GIVEN TASK
Each line that holds the string "true" counts once; say how many such lines there are and add nothing.

* Begin ENTRIES *

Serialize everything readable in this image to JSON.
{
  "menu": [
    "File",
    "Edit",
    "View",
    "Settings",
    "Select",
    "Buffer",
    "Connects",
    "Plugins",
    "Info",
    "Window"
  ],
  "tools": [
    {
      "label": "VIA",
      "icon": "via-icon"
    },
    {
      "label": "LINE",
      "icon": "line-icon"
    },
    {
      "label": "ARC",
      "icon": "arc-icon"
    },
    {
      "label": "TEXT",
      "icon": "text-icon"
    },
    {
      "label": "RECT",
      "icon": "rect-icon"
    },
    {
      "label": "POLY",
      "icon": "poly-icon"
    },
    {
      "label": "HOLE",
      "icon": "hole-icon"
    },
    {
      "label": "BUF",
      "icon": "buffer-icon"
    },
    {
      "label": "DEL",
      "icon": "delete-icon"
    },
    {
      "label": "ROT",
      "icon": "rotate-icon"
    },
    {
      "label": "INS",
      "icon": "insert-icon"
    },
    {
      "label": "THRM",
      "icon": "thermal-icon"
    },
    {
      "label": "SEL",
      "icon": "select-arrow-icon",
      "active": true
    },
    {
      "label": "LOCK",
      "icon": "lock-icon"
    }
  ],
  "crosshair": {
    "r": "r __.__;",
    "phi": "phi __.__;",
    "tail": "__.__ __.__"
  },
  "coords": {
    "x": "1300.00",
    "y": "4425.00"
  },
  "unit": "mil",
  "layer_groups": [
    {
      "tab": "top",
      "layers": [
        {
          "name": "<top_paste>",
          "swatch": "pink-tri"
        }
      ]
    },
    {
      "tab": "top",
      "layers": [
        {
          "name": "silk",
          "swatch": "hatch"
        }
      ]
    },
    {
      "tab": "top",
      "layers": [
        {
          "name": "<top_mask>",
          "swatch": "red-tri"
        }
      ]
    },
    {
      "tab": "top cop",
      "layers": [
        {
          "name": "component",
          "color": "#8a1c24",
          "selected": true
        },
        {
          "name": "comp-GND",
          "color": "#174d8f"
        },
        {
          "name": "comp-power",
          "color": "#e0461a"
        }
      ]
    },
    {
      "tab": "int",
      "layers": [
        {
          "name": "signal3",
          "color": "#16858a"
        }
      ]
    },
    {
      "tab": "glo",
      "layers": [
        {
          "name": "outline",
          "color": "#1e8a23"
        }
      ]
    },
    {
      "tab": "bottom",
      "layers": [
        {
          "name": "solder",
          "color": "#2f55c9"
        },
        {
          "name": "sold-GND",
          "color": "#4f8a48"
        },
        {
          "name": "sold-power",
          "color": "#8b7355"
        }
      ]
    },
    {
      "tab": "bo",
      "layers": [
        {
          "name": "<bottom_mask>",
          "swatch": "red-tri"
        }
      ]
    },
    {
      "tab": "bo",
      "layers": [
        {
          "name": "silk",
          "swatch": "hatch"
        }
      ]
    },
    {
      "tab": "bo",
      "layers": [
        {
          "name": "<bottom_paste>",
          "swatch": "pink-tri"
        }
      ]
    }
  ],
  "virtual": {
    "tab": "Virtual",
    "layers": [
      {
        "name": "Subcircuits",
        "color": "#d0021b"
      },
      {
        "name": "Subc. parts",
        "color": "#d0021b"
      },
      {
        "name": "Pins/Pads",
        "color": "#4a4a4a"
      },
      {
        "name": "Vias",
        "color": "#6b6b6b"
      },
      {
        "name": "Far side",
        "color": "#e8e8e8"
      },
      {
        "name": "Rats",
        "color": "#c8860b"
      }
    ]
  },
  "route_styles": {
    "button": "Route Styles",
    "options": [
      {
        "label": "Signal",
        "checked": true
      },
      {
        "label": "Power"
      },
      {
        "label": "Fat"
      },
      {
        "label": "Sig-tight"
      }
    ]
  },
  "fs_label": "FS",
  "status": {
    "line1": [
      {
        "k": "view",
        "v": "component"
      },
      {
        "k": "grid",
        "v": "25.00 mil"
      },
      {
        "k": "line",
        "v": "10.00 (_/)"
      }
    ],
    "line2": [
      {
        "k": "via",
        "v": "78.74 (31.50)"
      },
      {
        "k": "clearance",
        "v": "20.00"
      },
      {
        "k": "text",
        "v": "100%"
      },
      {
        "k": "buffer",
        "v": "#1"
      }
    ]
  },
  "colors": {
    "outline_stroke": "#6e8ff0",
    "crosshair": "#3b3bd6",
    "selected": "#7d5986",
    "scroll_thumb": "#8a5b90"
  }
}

* End ENTRIES *

PROBLEM SOLUTION
3